After a lot of work over the last few years, I have started to describe myself as "an artist, social researcher, and activist from Leyland, Central Lancashire". I do this because I see a need to weave together art, research, activism, and local communities.
Our current situation is contingent on a few key factors. One of these 
is "authority at distance", that there are people who are geographically 
and relationally removed from us, but who feel they have the right to 
make decisions for us, and we feel we have to accept these decisions. 
This mechanism itself is contingent on both fear, and a defeatist lack 
of creativity. The fear is that if we don't do what we're told, or if we 
do something different without prior approval, then we will be punished 
or sanctioned. The defeatist lack of creativity is that when we are 
subjected to authority, we give in to a feeling that there is nothing we 
can do, and we accept it, instead of trying to think of ways we can do 
things differently, perhaps even resist.
I invite everyone on this list to take 10 minutes out of your day and 
ask yourself "when was I subjected to authority at distance?"
Here are some of my own answers:

- When my GP kept stonewalling me for 18 months, refusing to do my blood tests or prescribe my hormones for my transition, because they were afraid of being accused of malpractice, because of a lack of formal approval by the next layer up of our health system.
- Getting my ID checked when buying beer, even though the cashier was a 
friend, because they have to comply with the company's policy or risk 
being fired.
- Having to scan a train ticket to get through the automated barriers at 
stations.
- Struggling to get my bicycle through 'modal filters' on the footpaths 
and cycleways around me, because someone at the council decided that 
every cyclist should have to dismount there.
- Arguing with private security at Manchester Pride that, no, they don't 
have a right to search my bag, and I don't have to let them, because 
it's a public street and I have a right of access.
I could go on. I believe that once you start to look for where you are 
affected by authority in your day to day life, you will start to see: 
that it is pervasive; that it has negative impacts on ourselves and 
other people; that a lot of it is distant; that a lot of it depends on a 
chain of people all playing along; and that a lot of it is mediated by 
fear at each step in that chain.
It is from making these observations and understandings over the last 20 
years that have led me to an anti-authoritarian ethos: a belief that 
authority itself is a problem and that authority in all its forms must 
be destroyed.
I think there are at least three different components to 
anti-authoritarian praxis, and things we can do to respond to authority 
when we encounter it.
The first is to try and understand. We should seek to know who has made 
a decision, why they have made that decision, and why the people closest 
to us in the chain feel they have to enforce that decision.

* * *

* Directive: Write the next part of the essay on authority at distance, picking up right after its final sentence.

* * *

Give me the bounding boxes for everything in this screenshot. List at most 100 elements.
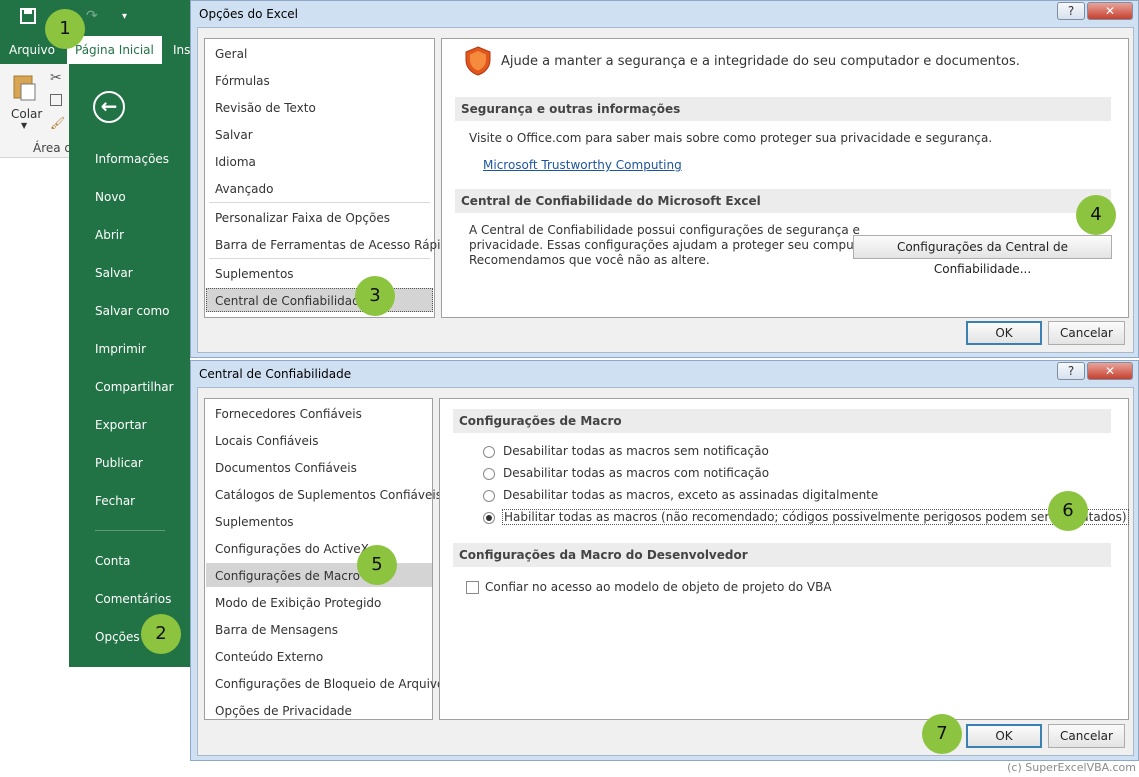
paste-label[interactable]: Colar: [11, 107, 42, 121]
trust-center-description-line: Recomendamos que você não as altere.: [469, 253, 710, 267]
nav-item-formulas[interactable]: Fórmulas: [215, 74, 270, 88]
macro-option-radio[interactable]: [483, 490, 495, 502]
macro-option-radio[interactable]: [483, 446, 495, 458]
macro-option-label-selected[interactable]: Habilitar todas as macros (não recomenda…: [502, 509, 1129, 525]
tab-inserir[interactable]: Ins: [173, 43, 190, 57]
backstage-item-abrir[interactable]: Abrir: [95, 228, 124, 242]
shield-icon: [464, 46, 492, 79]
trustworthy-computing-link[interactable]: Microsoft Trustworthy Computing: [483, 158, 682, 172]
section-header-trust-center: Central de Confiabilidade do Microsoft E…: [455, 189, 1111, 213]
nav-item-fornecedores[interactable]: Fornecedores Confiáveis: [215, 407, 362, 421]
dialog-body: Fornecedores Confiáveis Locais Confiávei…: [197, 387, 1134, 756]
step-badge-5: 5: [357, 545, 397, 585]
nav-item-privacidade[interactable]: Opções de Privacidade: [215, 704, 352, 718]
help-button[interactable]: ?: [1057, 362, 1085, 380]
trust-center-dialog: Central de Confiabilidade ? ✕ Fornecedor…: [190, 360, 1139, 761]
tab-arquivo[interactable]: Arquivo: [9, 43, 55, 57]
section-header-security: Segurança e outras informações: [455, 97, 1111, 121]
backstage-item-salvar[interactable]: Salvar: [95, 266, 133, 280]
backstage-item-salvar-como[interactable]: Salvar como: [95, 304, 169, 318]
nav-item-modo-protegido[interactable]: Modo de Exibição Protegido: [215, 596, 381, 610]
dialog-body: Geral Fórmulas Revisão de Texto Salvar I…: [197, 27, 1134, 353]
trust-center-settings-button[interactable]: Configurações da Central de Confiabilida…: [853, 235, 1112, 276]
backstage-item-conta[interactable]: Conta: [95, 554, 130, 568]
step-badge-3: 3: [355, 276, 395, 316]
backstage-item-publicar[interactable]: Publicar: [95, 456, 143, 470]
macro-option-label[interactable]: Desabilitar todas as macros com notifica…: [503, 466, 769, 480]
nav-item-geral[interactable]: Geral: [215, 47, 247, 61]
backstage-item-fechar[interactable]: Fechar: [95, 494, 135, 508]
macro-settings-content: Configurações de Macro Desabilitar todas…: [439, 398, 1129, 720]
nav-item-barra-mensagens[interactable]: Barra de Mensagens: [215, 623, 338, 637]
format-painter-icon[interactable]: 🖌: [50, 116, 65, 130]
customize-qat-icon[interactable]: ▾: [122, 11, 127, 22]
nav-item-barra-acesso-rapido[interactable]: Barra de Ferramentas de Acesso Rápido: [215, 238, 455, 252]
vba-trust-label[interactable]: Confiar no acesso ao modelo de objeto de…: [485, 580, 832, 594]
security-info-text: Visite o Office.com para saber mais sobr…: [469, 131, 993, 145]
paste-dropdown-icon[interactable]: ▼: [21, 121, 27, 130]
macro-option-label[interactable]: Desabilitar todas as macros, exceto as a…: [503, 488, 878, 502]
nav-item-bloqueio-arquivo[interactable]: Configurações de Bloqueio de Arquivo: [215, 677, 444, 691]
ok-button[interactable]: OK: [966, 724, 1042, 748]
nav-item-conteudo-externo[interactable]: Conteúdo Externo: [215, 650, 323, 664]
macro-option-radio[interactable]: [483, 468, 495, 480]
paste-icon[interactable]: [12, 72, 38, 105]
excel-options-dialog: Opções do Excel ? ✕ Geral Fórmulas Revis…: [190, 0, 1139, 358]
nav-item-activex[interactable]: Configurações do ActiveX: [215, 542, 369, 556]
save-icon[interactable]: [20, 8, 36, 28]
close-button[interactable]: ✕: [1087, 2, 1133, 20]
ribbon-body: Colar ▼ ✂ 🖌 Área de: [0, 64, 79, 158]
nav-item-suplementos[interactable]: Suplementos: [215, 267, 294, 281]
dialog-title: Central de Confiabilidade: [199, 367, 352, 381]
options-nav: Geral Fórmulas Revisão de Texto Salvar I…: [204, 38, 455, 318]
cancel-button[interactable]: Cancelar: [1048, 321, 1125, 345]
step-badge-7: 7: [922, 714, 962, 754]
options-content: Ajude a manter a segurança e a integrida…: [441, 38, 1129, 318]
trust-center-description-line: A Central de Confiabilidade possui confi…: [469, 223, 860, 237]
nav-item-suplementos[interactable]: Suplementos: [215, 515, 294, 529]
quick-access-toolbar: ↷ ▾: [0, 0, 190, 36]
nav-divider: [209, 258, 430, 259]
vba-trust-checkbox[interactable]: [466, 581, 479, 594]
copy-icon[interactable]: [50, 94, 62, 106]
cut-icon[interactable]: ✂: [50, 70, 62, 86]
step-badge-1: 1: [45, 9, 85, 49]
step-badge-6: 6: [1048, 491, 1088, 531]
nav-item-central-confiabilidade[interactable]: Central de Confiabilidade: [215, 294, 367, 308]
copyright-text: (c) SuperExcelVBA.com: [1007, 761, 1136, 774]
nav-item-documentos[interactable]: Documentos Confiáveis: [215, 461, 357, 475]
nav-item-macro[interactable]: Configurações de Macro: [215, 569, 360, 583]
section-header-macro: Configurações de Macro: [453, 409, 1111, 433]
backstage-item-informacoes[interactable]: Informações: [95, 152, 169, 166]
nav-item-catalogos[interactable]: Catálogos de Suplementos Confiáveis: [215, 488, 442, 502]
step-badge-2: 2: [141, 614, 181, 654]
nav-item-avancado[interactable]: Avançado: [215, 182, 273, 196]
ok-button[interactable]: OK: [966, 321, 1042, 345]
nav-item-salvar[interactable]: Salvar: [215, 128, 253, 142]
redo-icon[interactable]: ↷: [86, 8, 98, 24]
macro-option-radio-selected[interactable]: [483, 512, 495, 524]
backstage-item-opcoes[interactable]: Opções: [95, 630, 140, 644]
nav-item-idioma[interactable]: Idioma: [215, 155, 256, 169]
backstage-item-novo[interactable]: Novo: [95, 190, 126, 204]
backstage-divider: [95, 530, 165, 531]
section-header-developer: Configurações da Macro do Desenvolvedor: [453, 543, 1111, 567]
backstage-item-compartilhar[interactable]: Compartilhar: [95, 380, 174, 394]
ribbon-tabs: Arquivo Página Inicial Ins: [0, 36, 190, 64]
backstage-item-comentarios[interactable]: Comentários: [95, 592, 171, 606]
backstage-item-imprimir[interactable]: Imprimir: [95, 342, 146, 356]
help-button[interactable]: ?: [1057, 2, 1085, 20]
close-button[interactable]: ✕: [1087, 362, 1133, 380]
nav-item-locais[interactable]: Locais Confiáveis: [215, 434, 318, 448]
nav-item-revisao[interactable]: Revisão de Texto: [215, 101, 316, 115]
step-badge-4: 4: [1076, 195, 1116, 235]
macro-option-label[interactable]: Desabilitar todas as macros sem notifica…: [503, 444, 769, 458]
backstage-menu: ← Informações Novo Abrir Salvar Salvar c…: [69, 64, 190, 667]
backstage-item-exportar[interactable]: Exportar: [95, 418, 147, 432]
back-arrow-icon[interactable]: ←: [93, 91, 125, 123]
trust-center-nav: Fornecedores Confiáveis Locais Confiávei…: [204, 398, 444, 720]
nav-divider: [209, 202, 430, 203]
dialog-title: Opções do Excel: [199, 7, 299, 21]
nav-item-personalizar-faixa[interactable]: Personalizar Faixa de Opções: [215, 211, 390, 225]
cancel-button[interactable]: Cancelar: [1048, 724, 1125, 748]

* * *

* Output of the task:
The second is to build convivial and informal relationships with people 
in those chains. It's easy to get pissed off with people who are trying 
to tell you want to do, and to just tell them to fuck off. But the vast 
majority of people in the chain of authority are also powerless, and 
acting out of either a fear of sanction, or an inability or 
unwillingness to see how things could be different. If we can relate to 
each other sincerely as fellow humans, and not as subjects and 
enforcers, then we build a desire to help each other and to overcome the 
fear, and to work together in solidarity to resist authority at multiple 
links in these chains.
The third is to resist. Find ways to avoid authority, and ways to 
actively participate in dismantling it. We talk about this step too much 
without putting understanding and conviviality in place first.
We must also recognise that the current problems we are facing are not 
just problems of authority, they are problems of authority _at 
distance_. Recognising that distance as part of the problem, and working 
to reduce distance, is an important part of solving these problems. 
Everyone is so concerned with their national executive and legislature, 
but when are you ever going to meet any of these people face to face and 
build a relationship or friendship with them? We will never usurp these 
authorities from a distance, because their entire principle of 
operation, honed over hundreds of years, is to enact authority at a 
distance.
Instead, we should focus on rebuilding our local communities in 
anti-authoritarian ways. Strong local units are able to materially and 
discursively resist the imposition of authority from outside. Here are 
some of the things I am doing, plan to do, and might do, which are part 
of my praxis/practice:
- I have people in my town who I consider my chosen family. We spend 
time together, we check in via instant messages, we cook for each other 
and we eat together, we lend each other money when we need to. We help 
each other do things. We actively create a culture where asking for help 
is encouraged.
- When the weather is better, I'm going to invite all my neighbours out 
for a cup of tea in the street. We barely see each other except when 
going to and from our houses in the street, and there is an expectation 
of privacy and not wanting to invite the entire street round to one 
person's house. So I thought, well why don't we just each make a coffee 
and come out into the street for a chat one Saturday afternoon? That's a 
very low pressure and low effort way to get us all spending time with 
each other.
- I'm mapping out the cultural and community landscape of Central 
Lancashire, with a focus on the interconnections between different 
people, groups, and places, and drawing attention to art, research, and 
activist practices, and local community spaces. This will help people to 
find these things, and help me see how we can bring different groups of 
people together.
- My PhD research examines higher weight people's experiences of weight 
stigma in healthcare in Central Lancashire. As part of this work, I'll 
be offering to connect participants with each other so they can form a 
peer support or social group. This is one example of how research 
practices can be used to achieve non-research affects.
- I volunteer at a local community centre and help manage bookings for 
different family and community events. It's not what most people would 
consider 'activism', but it helps us get enough money to keep the lights 
on so that we can run a café and do a big community lunch once a month, 
where everyone can get a cheap, hot meal, and sit down with other people 
to eat together.
- I set up a group for trans people in my town. I made a poster based on 
the trans pride flag, wrote an email address on there and a bit of 
blurb, and stuck it up on community notice boards in supermarkets. 10 of 
us have now found each other.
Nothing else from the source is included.